Dataset entries
+++
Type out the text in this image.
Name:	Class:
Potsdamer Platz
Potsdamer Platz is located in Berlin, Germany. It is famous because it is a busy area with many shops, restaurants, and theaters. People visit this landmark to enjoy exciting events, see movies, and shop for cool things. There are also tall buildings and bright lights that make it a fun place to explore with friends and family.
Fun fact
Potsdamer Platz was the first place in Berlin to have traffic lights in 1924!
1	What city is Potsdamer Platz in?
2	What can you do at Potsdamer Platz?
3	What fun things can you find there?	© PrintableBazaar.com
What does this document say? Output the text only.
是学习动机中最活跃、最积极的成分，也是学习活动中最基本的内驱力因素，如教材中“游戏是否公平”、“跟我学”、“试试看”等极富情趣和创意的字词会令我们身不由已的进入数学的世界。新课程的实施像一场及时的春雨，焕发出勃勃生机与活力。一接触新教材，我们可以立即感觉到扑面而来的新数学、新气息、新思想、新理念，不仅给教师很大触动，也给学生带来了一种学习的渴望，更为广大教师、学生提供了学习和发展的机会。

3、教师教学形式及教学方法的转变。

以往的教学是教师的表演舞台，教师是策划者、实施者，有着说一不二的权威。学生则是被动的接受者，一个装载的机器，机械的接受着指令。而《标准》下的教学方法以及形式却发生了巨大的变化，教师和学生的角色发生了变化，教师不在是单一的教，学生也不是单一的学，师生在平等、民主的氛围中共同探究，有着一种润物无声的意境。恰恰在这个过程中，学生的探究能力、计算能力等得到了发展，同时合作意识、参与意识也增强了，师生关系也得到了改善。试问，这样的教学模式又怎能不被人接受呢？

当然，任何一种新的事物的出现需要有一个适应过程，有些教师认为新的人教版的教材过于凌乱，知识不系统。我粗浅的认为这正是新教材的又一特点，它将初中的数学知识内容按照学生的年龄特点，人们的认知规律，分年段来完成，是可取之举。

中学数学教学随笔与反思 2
+++
** Written request **
Copy out every line of the data above, exactly as given.

** Answer **
Type out the text in this image.
Name:	Class:
Potsdamer Platz
Potsdamer Platz is located in Berlin, Germany. It is famous because it is a busy area with many shops, restaurants, and theaters. People visit this landmark to enjoy exciting events, see movies, and shop for cool things. There are also tall buildings and bright lights that make it a fun place to explore with friends and family.
Fun fact
Potsdamer Platz was the first place in Berlin to have traffic lights in 1924!
1	What city is Potsdamer Platz in?
2	What can you do at Potsdamer Platz?
3	What fun things can you find there?	© PrintableBazaar.com
What does this document say? Output the text only.
是学习动机中最活跃、最积极的成分，也是学习活动中最基本的内驱力因素，如教材中“游戏是否公平”、“跟我学”、“试试看”等极富情趣和创意的字词会令我们身不由已的进入数学的世界。新课程的实施像一场及时的春雨，焕发出勃勃生机与活力。一接触新教材，我们可以立即感觉到扑面而来的新数学、新气息、新思想、新理念，不仅给教师很大触动，也给学生带来了一种学习的渴望，更为广大教师、学生提供了学习和发展的机会。

3、教师教学形式及教学方法的转变。

以往的教学是教师的表演舞台，教师是策划者、实施者，有着说一不二的权威。学生则是被动的接受者，一个装载的机器，机械的接受着指令。而《标准》下的教学方法以及形式却发生了巨大的变化，教师和学生的角色发生了变化，教师不在是单一的教，学生也不是单一的学，师生在平等、民主的氛围中共同探究，有着一种润物无声的意境。恰恰在这个过程中，学生的探究能力、计算能力等得到了发展，同时合作意识、参与意识也增强了，师生关系也得到了改善。试问，这样的教学模式又怎能不被人接受呢？

当然，任何一种新的事物的出现需要有一个适应过程，有些教师认为新的人教版的教材过于凌乱，知识不系统。我粗浅的认为这正是新教材的又一特点，它将初中的数学知识内容按照学生的年龄特点，人们的认知规律，分年段来完成，是可取之举。

中学数学教学随笔与反思 2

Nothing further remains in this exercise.